Written problem —
Gather all lines from the material that contain the word "ścinawskiego".
--- Data for the task ---
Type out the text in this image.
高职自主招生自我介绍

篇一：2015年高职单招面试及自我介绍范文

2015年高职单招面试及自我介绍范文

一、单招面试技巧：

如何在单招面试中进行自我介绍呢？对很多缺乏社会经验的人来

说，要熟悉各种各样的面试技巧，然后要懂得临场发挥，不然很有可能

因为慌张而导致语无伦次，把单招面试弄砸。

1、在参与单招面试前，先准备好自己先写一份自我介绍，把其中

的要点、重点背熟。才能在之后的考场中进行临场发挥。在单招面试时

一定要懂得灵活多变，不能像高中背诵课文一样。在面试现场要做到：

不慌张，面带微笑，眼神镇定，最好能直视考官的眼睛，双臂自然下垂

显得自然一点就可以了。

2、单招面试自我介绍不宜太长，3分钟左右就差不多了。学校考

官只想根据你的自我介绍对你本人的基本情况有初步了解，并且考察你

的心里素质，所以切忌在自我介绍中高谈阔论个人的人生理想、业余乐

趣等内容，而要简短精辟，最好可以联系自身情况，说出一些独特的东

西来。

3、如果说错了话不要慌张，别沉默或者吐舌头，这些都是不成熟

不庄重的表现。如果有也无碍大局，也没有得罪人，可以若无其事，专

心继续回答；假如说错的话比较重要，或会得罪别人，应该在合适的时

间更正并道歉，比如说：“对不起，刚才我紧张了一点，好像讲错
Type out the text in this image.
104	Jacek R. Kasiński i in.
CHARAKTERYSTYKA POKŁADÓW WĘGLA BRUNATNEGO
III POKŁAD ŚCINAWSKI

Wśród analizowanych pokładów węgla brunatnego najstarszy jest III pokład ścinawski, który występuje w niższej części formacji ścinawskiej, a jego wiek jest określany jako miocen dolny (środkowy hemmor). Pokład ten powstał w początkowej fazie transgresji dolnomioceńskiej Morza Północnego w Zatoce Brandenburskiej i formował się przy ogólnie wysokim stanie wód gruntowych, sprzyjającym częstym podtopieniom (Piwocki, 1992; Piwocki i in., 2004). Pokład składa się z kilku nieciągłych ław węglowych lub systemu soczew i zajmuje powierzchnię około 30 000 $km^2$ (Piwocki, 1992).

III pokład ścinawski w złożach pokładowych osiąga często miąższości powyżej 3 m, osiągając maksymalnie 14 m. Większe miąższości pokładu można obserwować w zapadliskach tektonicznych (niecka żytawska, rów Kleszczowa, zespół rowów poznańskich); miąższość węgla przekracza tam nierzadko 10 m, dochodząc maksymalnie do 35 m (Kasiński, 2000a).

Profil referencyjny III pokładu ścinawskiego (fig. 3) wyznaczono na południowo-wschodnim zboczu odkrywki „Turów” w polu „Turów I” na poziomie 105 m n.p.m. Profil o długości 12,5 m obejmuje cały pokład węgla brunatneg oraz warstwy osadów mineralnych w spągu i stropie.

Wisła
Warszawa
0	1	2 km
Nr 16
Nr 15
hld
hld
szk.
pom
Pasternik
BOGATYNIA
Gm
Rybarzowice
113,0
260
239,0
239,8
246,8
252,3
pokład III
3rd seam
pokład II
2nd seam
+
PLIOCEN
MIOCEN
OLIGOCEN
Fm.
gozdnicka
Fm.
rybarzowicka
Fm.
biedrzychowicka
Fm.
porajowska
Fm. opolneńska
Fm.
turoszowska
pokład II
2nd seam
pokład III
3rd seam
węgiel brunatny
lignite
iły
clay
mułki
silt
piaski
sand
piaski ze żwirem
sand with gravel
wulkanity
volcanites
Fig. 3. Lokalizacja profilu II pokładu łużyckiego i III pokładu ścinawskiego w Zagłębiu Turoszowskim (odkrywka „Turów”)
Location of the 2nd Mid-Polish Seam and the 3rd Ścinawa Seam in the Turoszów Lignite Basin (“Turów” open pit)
---
Solution to this problem —
Profil referencyjny III pokładu ścinawskiego (fig. 3) wyznaczono na południowo-wschodnim zboczu odkrywki „Turów” w polu „Turów I” na poziomie 105 m n.p.m. Profil o długości 12,5 m obejmuje cały pokład węgla brunatneg oraz warstwy osadów mineralnych w spągu i stropie.
Fig. 3. Lokalizacja profilu II pokładu łużyckiego i III pokładu ścinawskiego w Zagłębiu Turoszowskim (odkrywka „Turów”)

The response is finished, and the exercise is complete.